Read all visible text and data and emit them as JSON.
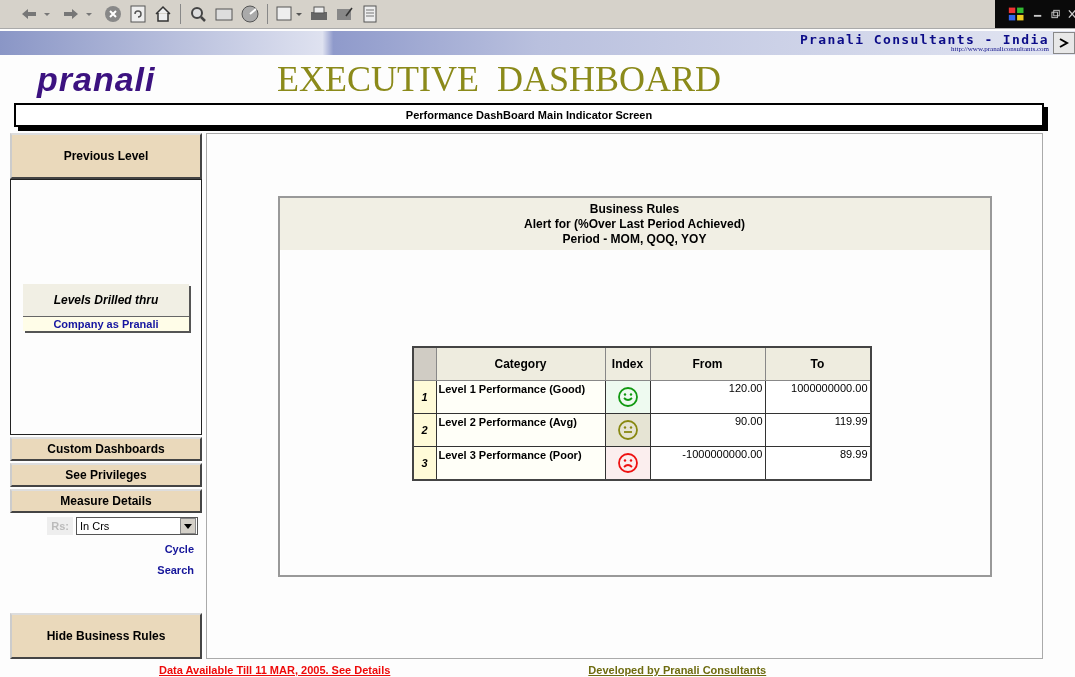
{
  "brand": {
    "name": "Pranali Consultants - India",
    "url": "http://www.pranaliconsultants.com"
  },
  "logo": "pranali",
  "title": "EXECUTIVE  DASHBOARD",
  "subtitle": "Performance DashBoard Main Indicator Screen",
  "sidebar": {
    "previous_level": "Previous Level",
    "levels_drilled": {
      "title": "Levels Drilled thru",
      "items": [
        "Company as Pranali"
      ]
    },
    "buttons": [
      "Custom Dashboards",
      "See Privileges",
      "Measure Details"
    ],
    "currency": {
      "label": "Rs:",
      "value": "In Crs"
    },
    "links": [
      "Cycle",
      "Search"
    ],
    "hide_button": "Hide Business Rules"
  },
  "rules": {
    "title_lines": [
      "Business Rules",
      "Alert for (%Over Last Period Achieved)",
      "Period - MOM, QOQ, YOY"
    ],
    "columns": [
      "Category",
      "Index",
      "From",
      "To"
    ],
    "rows": [
      {
        "number": "1",
        "category": "Level 1 Performance (Good)",
        "kind": "good",
        "color": "#119911",
        "from": "120.00",
        "to": "1000000000.00"
      },
      {
        "number": "2",
        "category": "Level 2 Performance (Avg)",
        "kind": "avg",
        "color": "#888811",
        "from": "90.00",
        "to": "119.99"
      },
      {
        "number": "3",
        "category": "Level 3 Performance (Poor)",
        "kind": "poor",
        "color": "#ee1111",
        "from": "-1000000000.00",
        "to": "89.99"
      }
    ]
  },
  "footer": {
    "data_link": "Data Available Till 11 MAR, 2005. See Details",
    "credit_link": "Developed by Pranali Consultants"
  }
}
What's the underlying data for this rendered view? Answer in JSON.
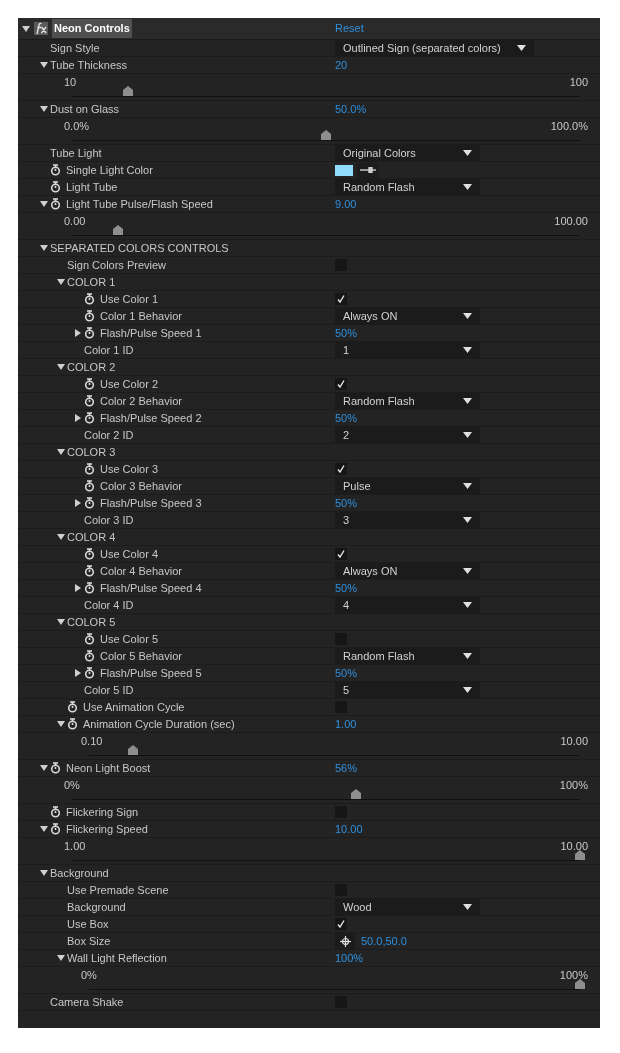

__________

Above are the records; reproduce them exactly and leave out the pictures.

Read all visible text and data and emit them as JSON.
{
  "brand": {
    "name": "Pranali Consultants - India",
    "url": "http://www.pranaliconsultants.com"
  },
  "logo": "pranali",
  "title": "EXECUTIVE  DASHBOARD",
  "subtitle": "Performance DashBoard Main Indicator Screen",
  "sidebar": {
    "previous_level": "Previous Level",
    "levels_drilled": {
      "title": "Levels Drilled thru",
      "items": [
        "Company as Pranali"
      ]
    },
    "buttons": [
      "Custom Dashboards",
      "See Privileges",
      "Measure Details"
    ],
    "currency": {
      "label": "Rs:",
      "value": "In Crs"
    },
    "links": [
      "Cycle",
      "Search"
    ],
    "hide_button": "Hide Business Rules"
  },
  "rules": {
    "title_lines": [
      "Business Rules",
      "Alert for (%Over Last Period Achieved)",
      "Period - MOM, QOQ, YOY"
    ],
    "columns": [
      "Category",
      "Index",
      "From",
      "To"
    ],
    "rows": [
      {
        "number": "1",
        "category": "Level 1 Performance (Good)",
        "kind": "good",
        "color": "#119911",
        "from": "120.00",
        "to": "1000000000.00"
      },
      {
        "number": "2",
        "category": "Level 2 Performance (Avg)",
        "kind": "avg",
        "color": "#888811",
        "from": "90.00",
        "to": "119.99"
      },
      {
        "number": "3",
        "category": "Level 3 Performance (Poor)",
        "kind": "poor",
        "color": "#ee1111",
        "from": "-1000000000.00",
        "to": "89.99"
      }
    ]
  },
  "footer": {
    "data_link": "Data Available Till 11 MAR, 2005. See Details",
    "credit_link": "Developed by Pranali Consultants"
  }
}
What's the underlying data for this rendered view? Answer in JSON.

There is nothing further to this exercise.